Stated goal A
Give the listing lines as a Markdown table with the columns Row and Listing entry. Include everything from the line containing "learn-more-link[interactable]: Learn how" down to the line containing "mymaps-wordmark: My Maps [537,615,589,629]", and leave out any blank lines.

Extract provided
┌──

By Kim Chappell
“Her majesty took my breath away. As the ocean air blew her long wavy mane wildly in the wind, she stood tall and proud, head held high as she inhaled the salty air. In an instant she was gone racing across the open pasture, sharp snorts followed by hoof-to-hoof prancing as she tasted freedom. Her silhouette filled the evening sky.” I was not in the market for a horse but friends of mine told me about this little Morgan mare who was for sale. After a lot of pestering from them, I reluctantly drove 2 hours to go see her. When I arrived, I was not immediately impressed for she was low headed, dull in the eye, and simply had no life to her. While her owners fed and cared for her and were well intended they thought of her more as a pet. A pet that was trapped in a 12×16
paddock where she spent most of her days with the occasional turnout in a round pen. She was 5-years-old. A long time to be in a paddock. A captive with no hope. Resignation hung around her
neck like a shabby sign. And yet her crooked face, incurred by an injury as a weanling when another horse stepped on her, spoke to me. I could not pull myself away from this little mare who stood so quietly, without life, as I “inspected” her.
As I stroked her neck one more time before leaving something in my heart twisted. The 2 hour drive home went by in no time at all, as my thoughts were filled with images of this little mare. That evening I did some research on her bloodlines and I realized that she had remarkable lineage in terms of old Morgan blood. While that is all well and good, there was something beyond the paperwork that kept nagging at me. It was the life blood oozing out of her and a spirit dying on the vine that kept me awake that night. So I brought her home for a 2 week trial period and as each day passed she woke up more and more.

└──

Material supplied
┌──

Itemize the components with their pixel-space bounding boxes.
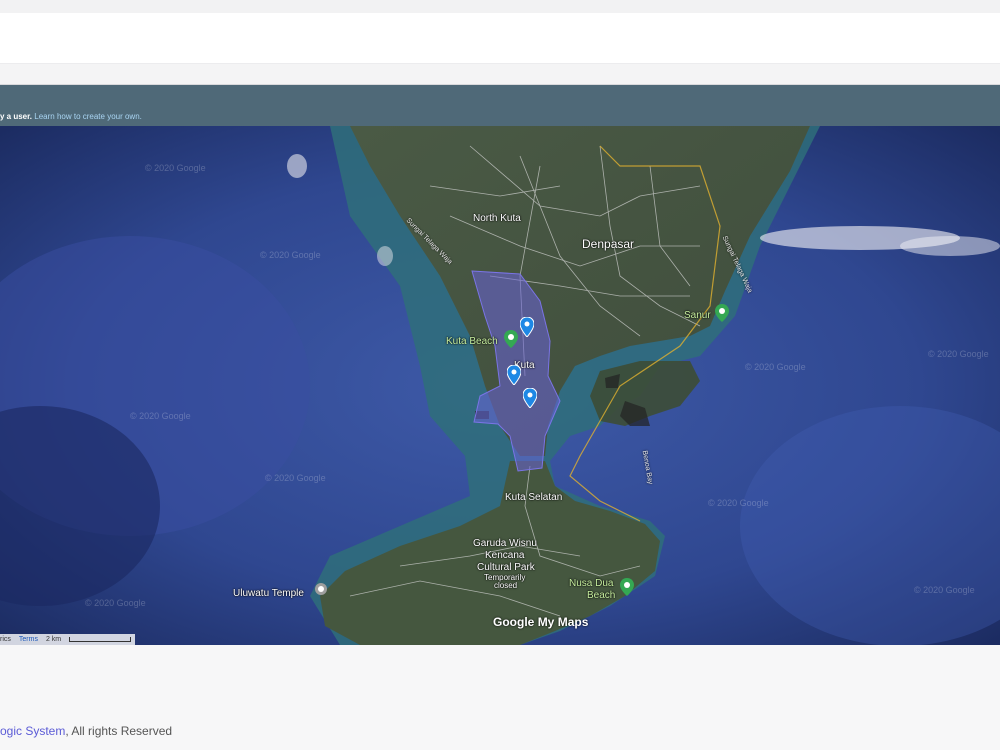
learn-more-link[interactable]: Learn how to create your own. [34,112,142,121]
place-label-nusa-dua: Nusa Dua [569,578,614,589]
map-watermark: © 2020 Google [928,349,989,359]
satellite-map[interactable]: © 2020 Google © 2020 Google © 2020 Googl… [0,126,1000,645]
place-label-gwk: Kencana [485,550,525,561]
map-watermark: © 2020 Google [914,585,975,595]
map-attribution: rics Terms 2 km [0,634,136,645]
scale-bar [69,637,132,642]
beach-poi-icon[interactable] [715,304,729,322]
map-watermark: © 2020 Google [708,498,769,508]
terms-link[interactable]: Terms [19,636,38,643]
map-embed-bar: y a user. Learn how to create your own. [0,85,1000,126]
map-watermark: © 2020 Google [260,250,321,260]
map-watermark: © 2020 Google [145,163,206,173]
place-label-sanur: Sanur [684,310,711,321]
mymaps-wordmark: My Maps [537,615,589,629]
beach-poi-icon[interactable] [620,578,634,596]
footer-system-link[interactable]: ogic System [0,724,65,738]
google-wordmark: Google [493,615,535,629]
browser-top-strip [0,0,1000,13]
page-header [0,13,1000,64]
footer-copyright: ogic System, All rights Reserved [0,724,172,738]
embed-notice: y a user. Learn how to create your own. [0,112,142,121]
temple-poi-icon[interactable] [314,582,328,600]
google-mymaps-logo: Google My Maps [493,615,588,629]
location-pin-icon[interactable] [507,365,521,385]
place-label-gwk: Cultural Park [477,562,535,573]
map-watermark: © 2020 Google [130,411,191,421]
map-watermark: © 2020 Google [265,473,326,483]
footer-rights: , All rights Reserved [65,724,173,738]
place-label-gwk: Garuda Wisnu [473,538,537,549]
place-label-uluwatu: Uluwatu Temple [233,588,304,599]
place-label-nusa-dua: Beach [587,590,616,601]
map-watermark: © 2020 Google [745,362,806,372]
scale-label: 2 km [45,636,62,643]
place-label-north-kuta: North Kuta [473,213,521,224]
place-label-denpasar: Denpasar [582,237,635,251]
place-status-gwk: closed [494,581,518,590]
header-spacer [0,64,1000,85]
location-pin-icon[interactable] [523,388,537,408]
place-label-kuta-selatan: Kuta Selatan [505,492,563,503]
embed-notice-text: y a user. [0,112,33,121]
attribution-text: rics [0,636,11,643]
map-watermark: © 2020 Google [85,598,146,608]
location-pin-icon[interactable] [520,317,534,337]
place-label-kuta-beach: Kuta Beach [446,336,498,347]
beach-poi-icon[interactable] [504,330,518,348]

└──

Stated goal B
How long was the trial period for the mare in the essay about the Morgan mare?

Task answer A
| Row | Listing entry |
|---|---|
| 1 | learn-more-link[interactable]: Learn how to create your own. [34,112,142,121] |
| 2 | place-label-nusa-dua: Nusa Dua [569,578,614,589] |
| 3 | map-watermark: © 2020 Google [928,349,989,359] |
| 4 | satellite-map[interactable]: © 2020 Google © 2020 Google © 2020 Googl… [0,126,1000,645] |
| 5 | place-label-gwk: Kencana [485,550,525,561] |
| 6 | map-watermark: © 2020 Google [914,585,975,595] |
| 7 | map-attribution: rics Terms 2 km [0,634,136,645] |
| 8 | scale-bar [69,637,132,642] |
| 9 | beach-poi-icon[interactable] [715,304,729,322] |
| 10 | map-watermark: © 2020 Google [708,498,769,508] |
| 11 | terms-link[interactable]: Terms [19,636,38,643] |
| 12 | map-embed-bar: y a user. Learn how to create your own. [0,85,1000,126] |
| 13 | map-watermark: © 2020 Google [260,250,321,260] |
| 14 | map-watermark: © 2020 Google [145,163,206,173] |
| 15 | place-label-sanur: Sanur [684,310,711,321] |
| 16 | mymaps-wordmark: My Maps [537,615,589,629] |

Task answer B
2 weeks